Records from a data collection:
____________

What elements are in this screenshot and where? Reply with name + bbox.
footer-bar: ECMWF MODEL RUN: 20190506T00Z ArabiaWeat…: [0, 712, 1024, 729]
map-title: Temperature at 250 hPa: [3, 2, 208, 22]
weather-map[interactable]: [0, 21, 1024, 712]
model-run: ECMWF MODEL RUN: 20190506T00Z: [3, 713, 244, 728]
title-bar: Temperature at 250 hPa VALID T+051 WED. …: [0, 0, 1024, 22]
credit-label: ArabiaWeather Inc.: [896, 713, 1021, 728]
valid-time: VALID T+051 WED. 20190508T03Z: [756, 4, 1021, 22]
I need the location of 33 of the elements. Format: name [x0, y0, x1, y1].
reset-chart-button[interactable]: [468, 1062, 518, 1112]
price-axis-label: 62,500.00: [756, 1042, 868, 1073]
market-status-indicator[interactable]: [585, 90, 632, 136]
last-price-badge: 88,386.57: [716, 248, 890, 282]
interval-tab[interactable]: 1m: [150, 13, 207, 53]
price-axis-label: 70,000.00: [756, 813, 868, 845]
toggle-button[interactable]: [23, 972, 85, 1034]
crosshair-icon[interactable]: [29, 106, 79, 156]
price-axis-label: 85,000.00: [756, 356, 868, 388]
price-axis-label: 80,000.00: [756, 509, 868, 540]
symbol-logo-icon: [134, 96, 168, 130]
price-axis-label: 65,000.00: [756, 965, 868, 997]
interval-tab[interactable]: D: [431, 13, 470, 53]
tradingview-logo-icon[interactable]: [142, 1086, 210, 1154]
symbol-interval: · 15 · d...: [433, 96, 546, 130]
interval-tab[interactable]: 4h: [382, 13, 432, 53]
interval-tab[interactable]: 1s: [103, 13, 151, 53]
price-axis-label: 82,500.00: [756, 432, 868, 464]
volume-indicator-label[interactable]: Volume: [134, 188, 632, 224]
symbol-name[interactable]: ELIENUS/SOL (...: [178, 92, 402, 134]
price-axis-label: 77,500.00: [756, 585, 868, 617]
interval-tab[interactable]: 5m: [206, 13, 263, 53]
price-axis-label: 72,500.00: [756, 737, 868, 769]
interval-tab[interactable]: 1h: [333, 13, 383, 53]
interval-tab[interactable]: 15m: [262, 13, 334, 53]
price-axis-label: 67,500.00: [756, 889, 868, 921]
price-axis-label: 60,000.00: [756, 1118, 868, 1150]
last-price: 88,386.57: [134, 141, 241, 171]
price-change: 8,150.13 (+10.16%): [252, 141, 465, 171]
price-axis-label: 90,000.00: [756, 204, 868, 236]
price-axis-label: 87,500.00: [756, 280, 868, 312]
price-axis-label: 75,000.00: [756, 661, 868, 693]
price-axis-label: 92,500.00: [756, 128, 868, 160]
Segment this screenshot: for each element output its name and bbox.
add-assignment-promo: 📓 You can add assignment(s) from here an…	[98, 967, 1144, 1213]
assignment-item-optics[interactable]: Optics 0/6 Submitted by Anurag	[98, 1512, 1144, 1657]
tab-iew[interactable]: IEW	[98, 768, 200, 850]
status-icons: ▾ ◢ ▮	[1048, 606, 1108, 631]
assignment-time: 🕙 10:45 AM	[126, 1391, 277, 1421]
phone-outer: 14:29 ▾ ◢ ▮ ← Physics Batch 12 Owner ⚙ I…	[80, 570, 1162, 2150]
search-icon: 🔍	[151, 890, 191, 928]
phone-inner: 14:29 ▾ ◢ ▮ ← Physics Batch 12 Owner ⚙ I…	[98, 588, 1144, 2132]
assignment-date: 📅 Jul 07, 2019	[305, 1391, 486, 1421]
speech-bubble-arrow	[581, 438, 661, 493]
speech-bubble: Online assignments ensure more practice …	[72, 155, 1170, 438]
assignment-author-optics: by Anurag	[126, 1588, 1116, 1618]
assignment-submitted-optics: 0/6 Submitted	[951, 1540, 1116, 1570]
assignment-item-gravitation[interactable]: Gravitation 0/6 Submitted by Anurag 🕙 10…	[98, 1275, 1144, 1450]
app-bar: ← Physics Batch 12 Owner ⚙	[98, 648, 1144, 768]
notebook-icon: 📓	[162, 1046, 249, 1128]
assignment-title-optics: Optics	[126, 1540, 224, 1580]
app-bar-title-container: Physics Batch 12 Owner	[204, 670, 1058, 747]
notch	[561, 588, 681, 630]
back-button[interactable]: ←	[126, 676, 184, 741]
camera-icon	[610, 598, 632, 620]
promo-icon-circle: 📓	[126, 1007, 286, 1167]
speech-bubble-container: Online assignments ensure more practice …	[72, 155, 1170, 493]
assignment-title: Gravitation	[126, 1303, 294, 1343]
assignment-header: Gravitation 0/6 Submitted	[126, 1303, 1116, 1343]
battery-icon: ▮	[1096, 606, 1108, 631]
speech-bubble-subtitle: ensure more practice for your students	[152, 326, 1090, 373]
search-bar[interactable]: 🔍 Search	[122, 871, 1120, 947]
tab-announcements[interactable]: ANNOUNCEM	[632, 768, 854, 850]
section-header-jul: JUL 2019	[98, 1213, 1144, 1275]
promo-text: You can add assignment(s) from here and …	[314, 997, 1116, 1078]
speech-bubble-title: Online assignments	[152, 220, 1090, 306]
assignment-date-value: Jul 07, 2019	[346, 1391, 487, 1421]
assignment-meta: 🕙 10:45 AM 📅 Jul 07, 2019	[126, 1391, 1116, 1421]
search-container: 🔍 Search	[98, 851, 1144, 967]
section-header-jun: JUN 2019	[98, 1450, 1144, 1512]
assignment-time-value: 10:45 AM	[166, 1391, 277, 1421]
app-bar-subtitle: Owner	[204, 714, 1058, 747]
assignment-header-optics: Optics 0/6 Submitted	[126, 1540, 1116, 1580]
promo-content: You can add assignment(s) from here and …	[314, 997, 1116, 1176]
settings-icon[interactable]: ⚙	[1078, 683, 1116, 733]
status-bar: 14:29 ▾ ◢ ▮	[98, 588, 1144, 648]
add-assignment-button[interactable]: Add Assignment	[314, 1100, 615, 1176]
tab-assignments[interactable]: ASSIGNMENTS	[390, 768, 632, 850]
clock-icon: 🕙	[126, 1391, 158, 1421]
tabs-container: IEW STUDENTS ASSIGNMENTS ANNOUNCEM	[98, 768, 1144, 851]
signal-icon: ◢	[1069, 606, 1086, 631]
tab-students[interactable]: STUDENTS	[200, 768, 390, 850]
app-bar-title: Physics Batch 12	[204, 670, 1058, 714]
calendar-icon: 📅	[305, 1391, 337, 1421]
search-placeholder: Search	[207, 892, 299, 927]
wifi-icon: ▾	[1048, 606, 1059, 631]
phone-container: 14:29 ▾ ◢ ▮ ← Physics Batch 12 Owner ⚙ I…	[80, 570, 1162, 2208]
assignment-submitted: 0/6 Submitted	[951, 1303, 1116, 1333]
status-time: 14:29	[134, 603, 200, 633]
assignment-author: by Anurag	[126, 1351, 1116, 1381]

____________

[What to do] Write out every line of the material above, unchanged.

[Task result]
What elements are in this screenshot and where? Reply with name + bbox.
footer-bar: ECMWF MODEL RUN: 20190506T00Z ArabiaWeat…: [0, 712, 1024, 729]
map-title: Temperature at 250 hPa: [3, 2, 208, 22]
weather-map[interactable]: [0, 21, 1024, 712]
model-run: ECMWF MODEL RUN: 20190506T00Z: [3, 713, 244, 728]
title-bar: Temperature at 250 hPa VALID T+051 WED. …: [0, 0, 1024, 22]
credit-label: ArabiaWeather Inc.: [896, 713, 1021, 728]
valid-time: VALID T+051 WED. 20190508T03Z: [756, 4, 1021, 22]
I need the location of 33 of the elements. Format: name [x0, y0, x1, y1].
reset-chart-button[interactable]: [468, 1062, 518, 1112]
price-axis-label: 62,500.00: [756, 1042, 868, 1073]
market-status-indicator[interactable]: [585, 90, 632, 136]
last-price-badge: 88,386.57: [716, 248, 890, 282]
interval-tab[interactable]: 1m: [150, 13, 207, 53]
price-axis-label: 70,000.00: [756, 813, 868, 845]
toggle-button[interactable]: [23, 972, 85, 1034]
crosshair-icon[interactable]: [29, 106, 79, 156]
price-axis-label: 85,000.00: [756, 356, 868, 388]
price-axis-label: 80,000.00: [756, 509, 868, 540]
symbol-logo-icon: [134, 96, 168, 130]
price-axis-label: 65,000.00: [756, 965, 868, 997]
interval-tab[interactable]: D: [431, 13, 470, 53]
tradingview-logo-icon[interactable]: [142, 1086, 210, 1154]
symbol-interval: · 15 · d...: [433, 96, 546, 130]
interval-tab[interactable]: 4h: [382, 13, 432, 53]
interval-tab[interactable]: 1s: [103, 13, 151, 53]
price-axis-label: 82,500.00: [756, 432, 868, 464]
volume-indicator-label[interactable]: Volume: [134, 188, 632, 224]
symbol-name[interactable]: ELIENUS/SOL (...: [178, 92, 402, 134]
price-axis-label: 77,500.00: [756, 585, 868, 617]
interval-tab[interactable]: 5m: [206, 13, 263, 53]
price-axis-label: 72,500.00: [756, 737, 868, 769]
interval-tab[interactable]: 1h: [333, 13, 383, 53]
interval-tab[interactable]: 15m: [262, 13, 334, 53]
price-axis-label: 67,500.00: [756, 889, 868, 921]
price-axis-label: 60,000.00: [756, 1118, 868, 1150]
last-price: 88,386.57: [134, 141, 241, 171]
price-change: 8,150.13 (+10.16%): [252, 141, 465, 171]
price-axis-label: 90,000.00: [756, 204, 868, 236]
price-axis-label: 87,500.00: [756, 280, 868, 312]
price-axis-label: 75,000.00: [756, 661, 868, 693]
price-axis-label: 92,500.00: [756, 128, 868, 160]
Segment this screenshot: for each element output its name and bbox.
add-assignment-promo: 📓 You can add assignment(s) from here an…	[98, 967, 1144, 1213]
assignment-item-optics[interactable]: Optics 0/6 Submitted by Anurag	[98, 1512, 1144, 1657]
tab-iew[interactable]: IEW	[98, 768, 200, 850]
status-icons: ▾ ◢ ▮	[1048, 606, 1108, 631]
assignment-time: 🕙 10:45 AM	[126, 1391, 277, 1421]
phone-outer: 14:29 ▾ ◢ ▮ ← Physics Batch 12 Owner ⚙ I…	[80, 570, 1162, 2150]
search-icon: 🔍	[151, 890, 191, 928]
phone-inner: 14:29 ▾ ◢ ▮ ← Physics Batch 12 Owner ⚙ I…	[98, 588, 1144, 2132]
assignment-date: 📅 Jul 07, 2019	[305, 1391, 486, 1421]
speech-bubble-arrow	[581, 438, 661, 493]
speech-bubble: Online assignments ensure more practice …	[72, 155, 1170, 438]
assignment-author-optics: by Anurag	[126, 1588, 1116, 1618]
assignment-submitted-optics: 0/6 Submitted	[951, 1540, 1116, 1570]
assignment-item-gravitation[interactable]: Gravitation 0/6 Submitted by Anurag 🕙 10…	[98, 1275, 1144, 1450]
app-bar: ← Physics Batch 12 Owner ⚙	[98, 648, 1144, 768]
notebook-icon: 📓	[162, 1046, 249, 1128]
assignment-title-optics: Optics	[126, 1540, 224, 1580]
app-bar-title-container: Physics Batch 12 Owner	[204, 670, 1058, 747]
notch	[561, 588, 681, 630]
back-button[interactable]: ←	[126, 676, 184, 741]
camera-icon	[610, 598, 632, 620]
promo-icon-circle: 📓	[126, 1007, 286, 1167]
speech-bubble-container: Online assignments ensure more practice …	[72, 155, 1170, 493]
assignment-title: Gravitation	[126, 1303, 294, 1343]
assignment-header: Gravitation 0/6 Submitted	[126, 1303, 1116, 1343]
battery-icon: ▮	[1096, 606, 1108, 631]
speech-bubble-subtitle: ensure more practice for your students	[152, 326, 1090, 373]
search-bar[interactable]: 🔍 Search	[122, 871, 1120, 947]
tab-announcements[interactable]: ANNOUNCEM	[632, 768, 854, 850]
section-header-jul: JUL 2019	[98, 1213, 1144, 1275]
promo-text: You can add assignment(s) from here and …	[314, 997, 1116, 1078]
speech-bubble-title: Online assignments	[152, 220, 1090, 306]
assignment-date-value: Jul 07, 2019	[346, 1391, 487, 1421]
assignment-meta: 🕙 10:45 AM 📅 Jul 07, 2019	[126, 1391, 1116, 1421]
search-container: 🔍 Search	[98, 851, 1144, 967]
section-header-jun: JUN 2019	[98, 1450, 1144, 1512]
assignment-time-value: 10:45 AM	[166, 1391, 277, 1421]
app-bar-subtitle: Owner	[204, 714, 1058, 747]
assignment-header-optics: Optics 0/6 Submitted	[126, 1540, 1116, 1580]
promo-content: You can add assignment(s) from here and …	[314, 997, 1116, 1176]
settings-icon[interactable]: ⚙	[1078, 683, 1116, 733]
status-bar: 14:29 ▾ ◢ ▮	[98, 588, 1144, 648]
add-assignment-button[interactable]: Add Assignment	[314, 1100, 615, 1176]
tab-assignments[interactable]: ASSIGNMENTS	[390, 768, 632, 850]
clock-icon: 🕙	[126, 1391, 158, 1421]
tabs-container: IEW STUDENTS ASSIGNMENTS ANNOUNCEM	[98, 768, 1144, 851]
signal-icon: ◢	[1069, 606, 1086, 631]
tab-students[interactable]: STUDENTS	[200, 768, 390, 850]
app-bar-title: Physics Batch 12	[204, 670, 1058, 714]
calendar-icon: 📅	[305, 1391, 337, 1421]
search-placeholder: Search	[207, 892, 299, 927]
wifi-icon: ▾	[1048, 606, 1059, 631]
phone-container: 14:29 ▾ ◢ ▮ ← Physics Batch 12 Owner ⚙ I…	[80, 570, 1162, 2208]
assignment-submitted: 0/6 Submitted	[951, 1303, 1116, 1333]
status-time: 14:29	[134, 603, 200, 633]
assignment-author: by Anurag	[126, 1351, 1116, 1381]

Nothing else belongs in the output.